§ **Your task**
Put the lines of the listing that open with the line containing "legend: Medida Estimada [1584,223,1983,384]" and close with the line containing "data-layer [339,242,1942,1446]", both of those lines included, into a numbered list, leaving out any blank lines.
>> BEGIN Extracted data
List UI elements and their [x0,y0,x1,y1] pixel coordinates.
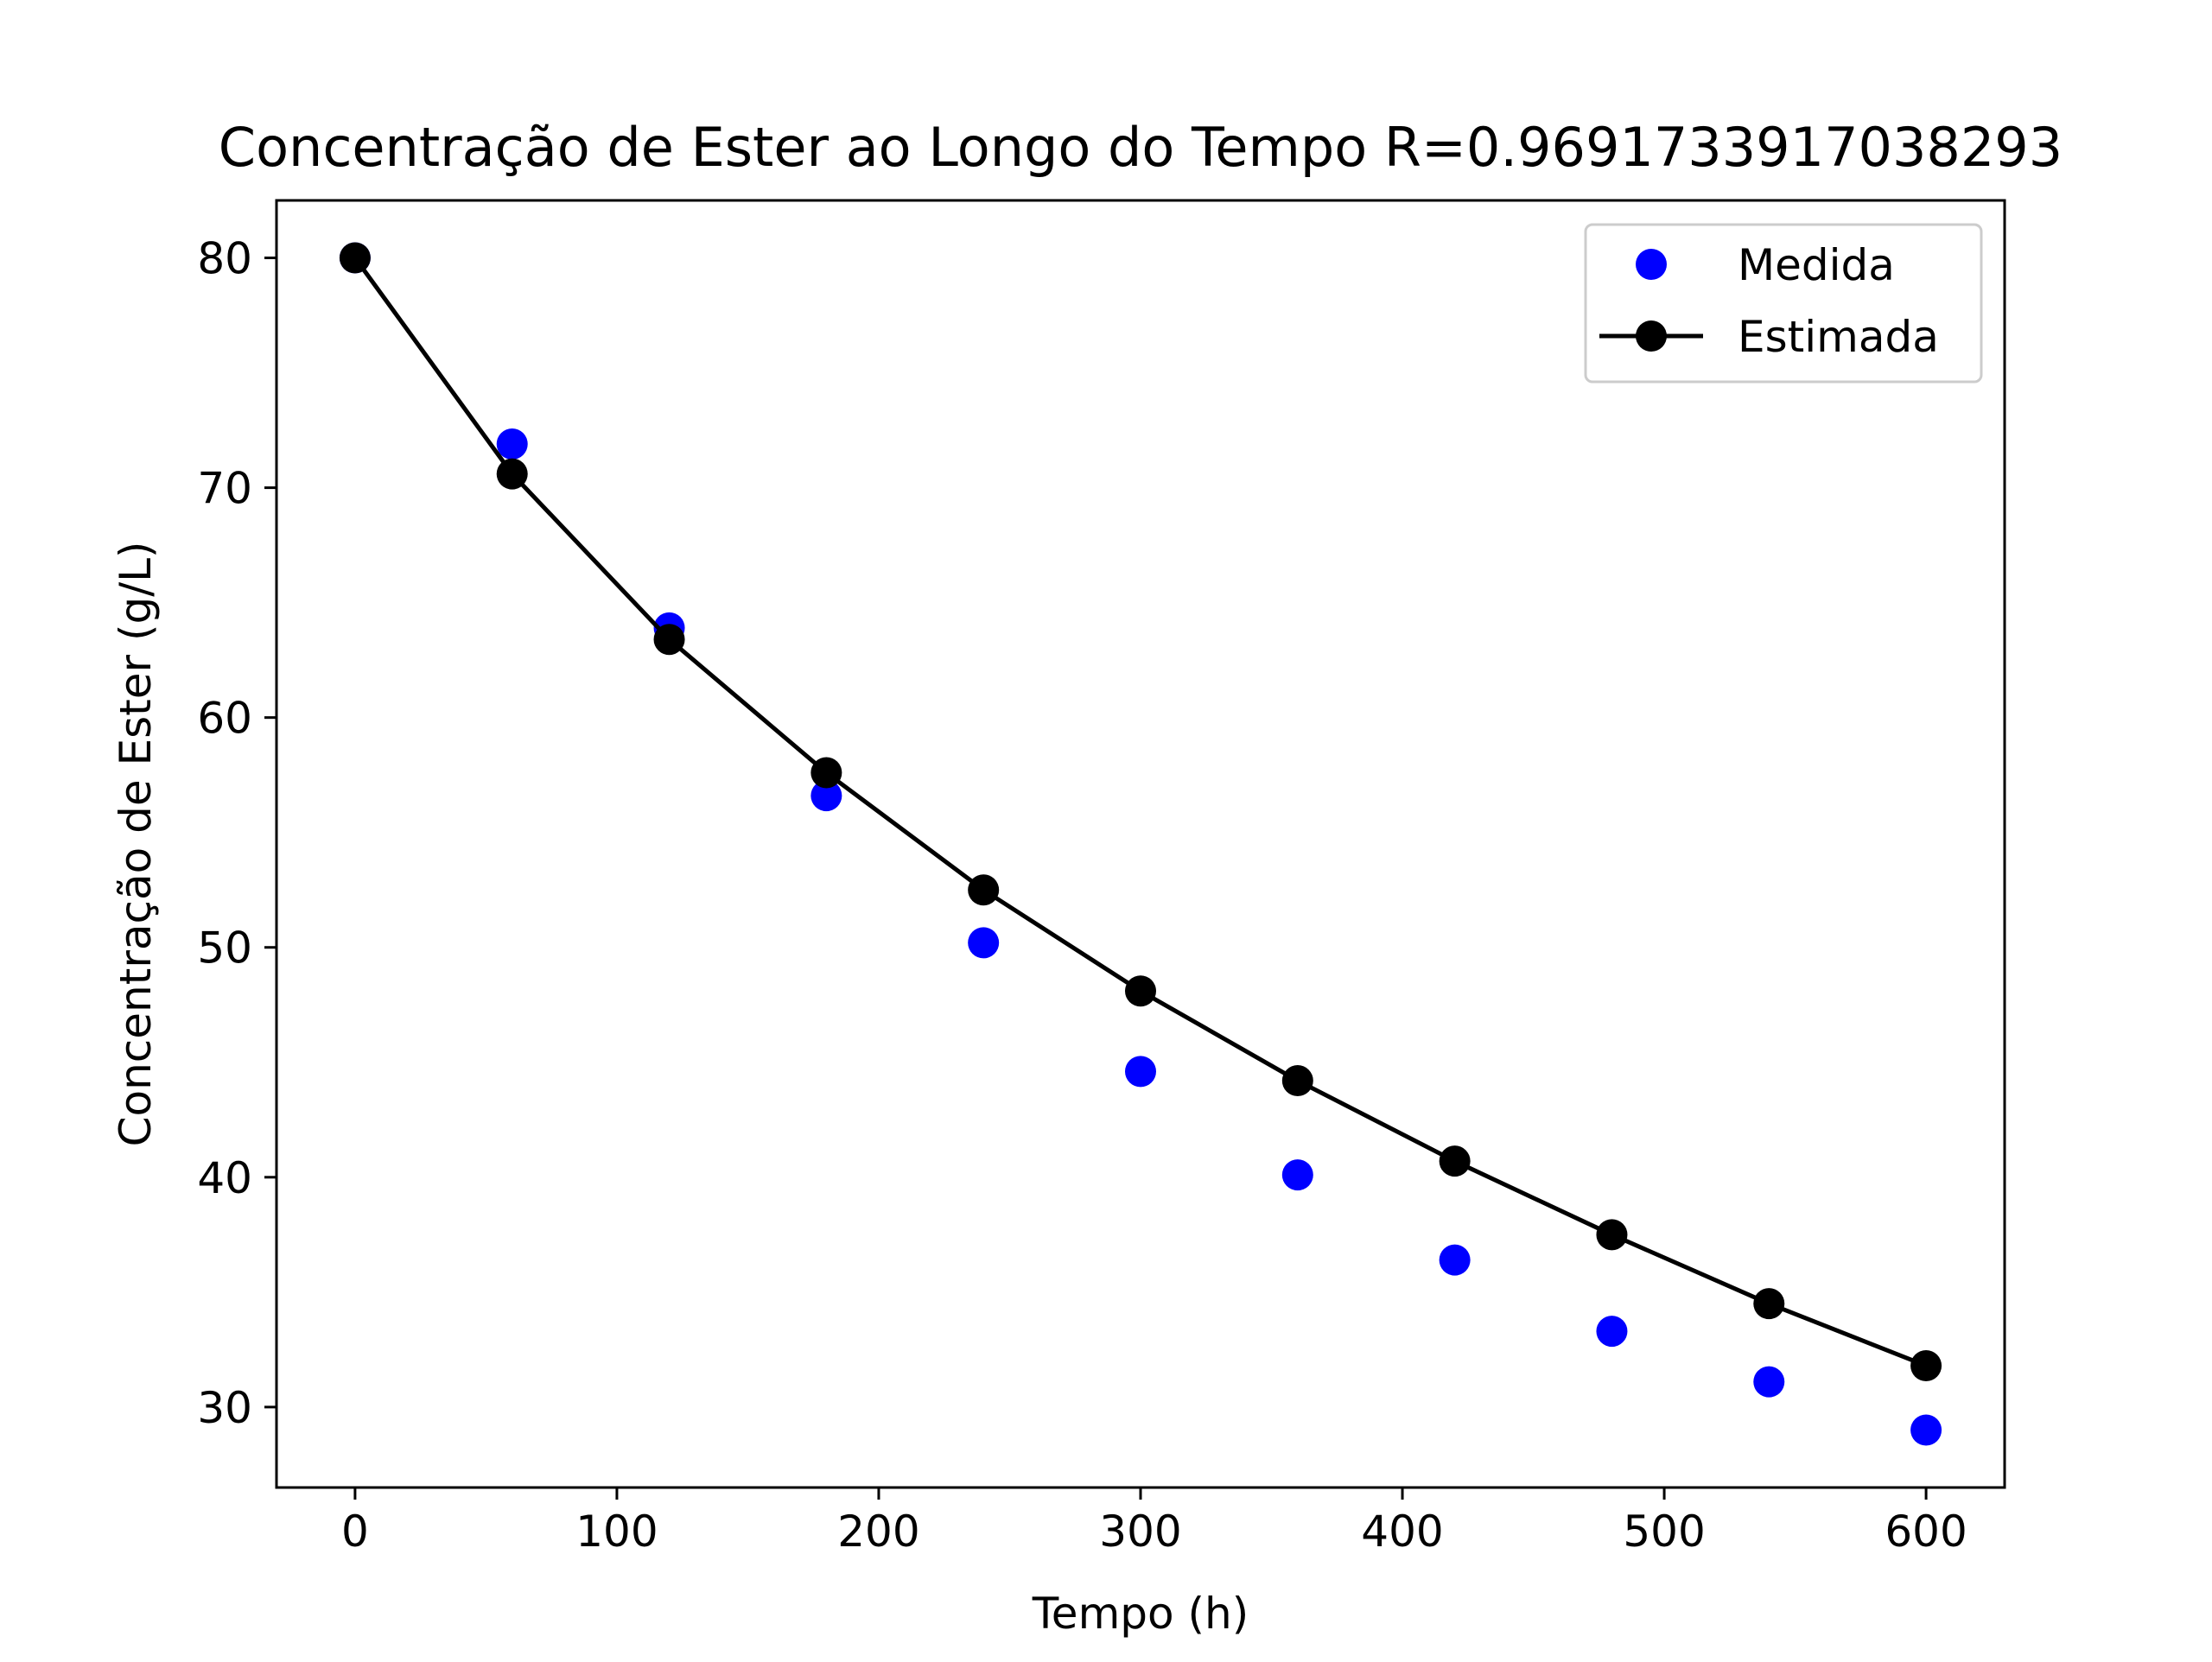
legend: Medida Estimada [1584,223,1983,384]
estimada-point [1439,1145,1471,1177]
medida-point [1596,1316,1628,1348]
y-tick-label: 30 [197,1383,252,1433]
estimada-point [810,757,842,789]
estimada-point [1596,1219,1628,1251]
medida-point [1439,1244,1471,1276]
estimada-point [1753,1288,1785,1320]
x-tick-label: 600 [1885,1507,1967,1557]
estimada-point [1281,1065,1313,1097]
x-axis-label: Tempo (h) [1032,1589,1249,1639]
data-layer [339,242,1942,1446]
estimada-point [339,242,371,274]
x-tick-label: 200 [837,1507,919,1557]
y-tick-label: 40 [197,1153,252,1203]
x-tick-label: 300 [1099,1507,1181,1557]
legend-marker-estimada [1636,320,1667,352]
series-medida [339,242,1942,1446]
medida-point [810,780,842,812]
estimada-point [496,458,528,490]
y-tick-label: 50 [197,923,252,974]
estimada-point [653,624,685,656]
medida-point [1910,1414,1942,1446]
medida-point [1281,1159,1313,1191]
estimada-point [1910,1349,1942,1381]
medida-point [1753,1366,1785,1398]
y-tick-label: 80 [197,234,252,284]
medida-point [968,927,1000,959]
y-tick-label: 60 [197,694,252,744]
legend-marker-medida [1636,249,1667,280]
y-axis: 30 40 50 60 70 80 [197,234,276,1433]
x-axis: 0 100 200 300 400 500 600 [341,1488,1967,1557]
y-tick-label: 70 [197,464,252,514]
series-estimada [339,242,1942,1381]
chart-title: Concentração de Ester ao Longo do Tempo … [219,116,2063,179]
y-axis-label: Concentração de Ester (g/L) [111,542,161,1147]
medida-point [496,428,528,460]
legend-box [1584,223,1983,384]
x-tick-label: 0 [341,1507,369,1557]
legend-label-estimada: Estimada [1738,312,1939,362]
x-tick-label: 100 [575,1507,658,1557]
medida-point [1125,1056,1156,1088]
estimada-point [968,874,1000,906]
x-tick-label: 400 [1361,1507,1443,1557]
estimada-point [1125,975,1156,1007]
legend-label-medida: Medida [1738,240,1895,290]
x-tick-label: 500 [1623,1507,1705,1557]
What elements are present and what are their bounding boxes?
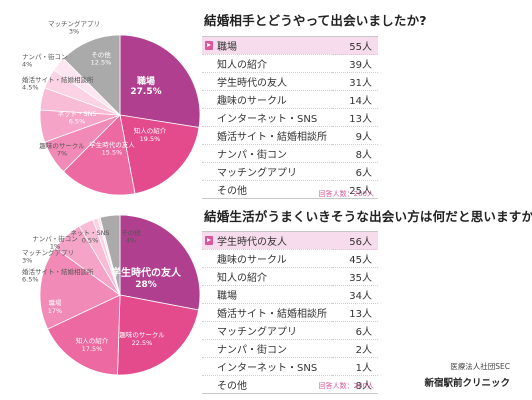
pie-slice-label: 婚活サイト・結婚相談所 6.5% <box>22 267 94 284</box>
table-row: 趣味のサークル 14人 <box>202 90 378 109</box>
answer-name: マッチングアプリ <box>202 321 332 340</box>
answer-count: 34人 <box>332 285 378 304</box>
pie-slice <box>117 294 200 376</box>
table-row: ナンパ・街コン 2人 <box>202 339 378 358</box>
>> END Extracted data
§ **Task result**
1. legend: Medida Estimada [1584,223,1983,384]
2. estimada-point [1439,1145,1471,1177]
3. medida-point [1596,1316,1628,1348]
4. y-tick-label: 30 [197,1383,252,1433]
5. estimada-point [810,757,842,789]
6. estimada-point [1596,1219,1628,1251]
7. medida-point [1439,1244,1471,1276]
8. estimada-point [1753,1288,1785,1320]
9. x-tick-label: 600 [1885,1507,1967,1557]
10. estimada-point [1281,1065,1313,1097]
11. x-axis-label: Tempo (h) [1032,1589,1249,1639]
12. data-layer [339,242,1942,1446]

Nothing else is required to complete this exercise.